■ Task instructions: Using the data below, copy every line that contains the word "transcurrir".

— START OF Data shown —

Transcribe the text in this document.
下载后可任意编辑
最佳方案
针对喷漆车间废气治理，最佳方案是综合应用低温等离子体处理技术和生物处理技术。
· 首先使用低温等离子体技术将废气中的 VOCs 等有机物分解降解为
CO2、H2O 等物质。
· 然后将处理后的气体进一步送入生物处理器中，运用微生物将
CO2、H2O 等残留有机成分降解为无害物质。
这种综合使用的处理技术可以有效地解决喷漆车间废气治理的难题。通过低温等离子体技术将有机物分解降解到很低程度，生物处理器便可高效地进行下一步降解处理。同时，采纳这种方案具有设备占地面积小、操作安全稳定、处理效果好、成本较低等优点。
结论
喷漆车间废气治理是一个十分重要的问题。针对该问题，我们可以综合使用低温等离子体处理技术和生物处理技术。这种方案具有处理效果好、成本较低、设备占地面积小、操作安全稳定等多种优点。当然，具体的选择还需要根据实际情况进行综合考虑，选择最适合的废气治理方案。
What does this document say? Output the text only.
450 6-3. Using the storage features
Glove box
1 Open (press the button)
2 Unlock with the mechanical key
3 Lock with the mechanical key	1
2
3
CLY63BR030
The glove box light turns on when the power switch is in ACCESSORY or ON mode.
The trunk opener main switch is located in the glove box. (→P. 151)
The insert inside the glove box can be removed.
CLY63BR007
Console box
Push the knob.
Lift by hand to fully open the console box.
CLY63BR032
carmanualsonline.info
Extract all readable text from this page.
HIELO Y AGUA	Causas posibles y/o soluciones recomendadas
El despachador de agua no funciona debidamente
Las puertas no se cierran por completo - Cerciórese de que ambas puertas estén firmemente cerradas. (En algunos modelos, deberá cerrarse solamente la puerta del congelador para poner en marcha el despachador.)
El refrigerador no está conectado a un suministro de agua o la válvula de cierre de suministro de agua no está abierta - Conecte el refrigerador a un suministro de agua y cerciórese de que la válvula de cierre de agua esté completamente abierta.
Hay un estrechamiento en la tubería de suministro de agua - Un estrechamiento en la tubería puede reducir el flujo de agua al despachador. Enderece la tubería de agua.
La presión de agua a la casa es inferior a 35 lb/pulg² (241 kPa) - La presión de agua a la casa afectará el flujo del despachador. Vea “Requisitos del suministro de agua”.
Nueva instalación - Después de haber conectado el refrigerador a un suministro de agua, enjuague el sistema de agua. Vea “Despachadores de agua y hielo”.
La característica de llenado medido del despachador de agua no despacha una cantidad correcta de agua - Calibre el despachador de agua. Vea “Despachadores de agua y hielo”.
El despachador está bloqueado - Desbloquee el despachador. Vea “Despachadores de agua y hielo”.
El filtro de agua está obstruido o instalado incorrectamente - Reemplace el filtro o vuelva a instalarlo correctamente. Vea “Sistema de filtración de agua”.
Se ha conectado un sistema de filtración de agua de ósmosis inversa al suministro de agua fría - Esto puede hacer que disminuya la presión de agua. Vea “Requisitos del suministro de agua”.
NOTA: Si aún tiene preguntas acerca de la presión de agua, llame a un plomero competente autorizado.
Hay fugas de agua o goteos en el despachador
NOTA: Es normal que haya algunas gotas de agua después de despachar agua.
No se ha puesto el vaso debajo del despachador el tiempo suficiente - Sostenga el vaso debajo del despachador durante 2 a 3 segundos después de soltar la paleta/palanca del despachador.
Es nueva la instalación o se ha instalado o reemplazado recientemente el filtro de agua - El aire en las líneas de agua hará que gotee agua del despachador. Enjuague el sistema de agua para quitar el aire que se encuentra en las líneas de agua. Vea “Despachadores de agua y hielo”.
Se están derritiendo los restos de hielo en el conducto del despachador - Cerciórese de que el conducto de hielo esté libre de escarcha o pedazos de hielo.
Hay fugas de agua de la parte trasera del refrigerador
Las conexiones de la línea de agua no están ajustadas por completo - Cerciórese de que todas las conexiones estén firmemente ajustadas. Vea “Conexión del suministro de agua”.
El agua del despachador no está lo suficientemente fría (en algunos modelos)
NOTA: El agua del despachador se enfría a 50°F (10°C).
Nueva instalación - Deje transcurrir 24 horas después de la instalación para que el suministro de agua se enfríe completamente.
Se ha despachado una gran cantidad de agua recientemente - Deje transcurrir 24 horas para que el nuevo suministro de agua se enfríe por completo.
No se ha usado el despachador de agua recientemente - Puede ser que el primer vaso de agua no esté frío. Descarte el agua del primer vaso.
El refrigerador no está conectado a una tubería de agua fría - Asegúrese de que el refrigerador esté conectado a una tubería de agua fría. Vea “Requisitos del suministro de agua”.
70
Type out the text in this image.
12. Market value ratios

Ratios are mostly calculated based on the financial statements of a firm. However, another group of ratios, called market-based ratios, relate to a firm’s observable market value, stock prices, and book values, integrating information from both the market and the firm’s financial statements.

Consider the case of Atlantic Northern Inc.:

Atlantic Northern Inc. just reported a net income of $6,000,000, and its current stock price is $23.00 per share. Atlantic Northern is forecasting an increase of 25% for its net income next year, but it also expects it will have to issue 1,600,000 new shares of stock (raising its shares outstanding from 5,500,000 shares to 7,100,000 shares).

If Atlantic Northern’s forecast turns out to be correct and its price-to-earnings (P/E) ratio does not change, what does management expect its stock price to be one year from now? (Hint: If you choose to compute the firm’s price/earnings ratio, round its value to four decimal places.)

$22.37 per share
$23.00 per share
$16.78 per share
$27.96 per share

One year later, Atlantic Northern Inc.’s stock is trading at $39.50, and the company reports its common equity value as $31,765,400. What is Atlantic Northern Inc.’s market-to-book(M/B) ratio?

— END OF Data shown —

■ Exercise result:
Nueva instalación - Deje transcurrir 24 horas después de la instalación para que el suministro de agua se enfríe completamente.
Se ha despachado una gran cantidad de agua recientemente - Deje transcurrir 24 horas para que el nuevo suministro de agua se enfríe por completo.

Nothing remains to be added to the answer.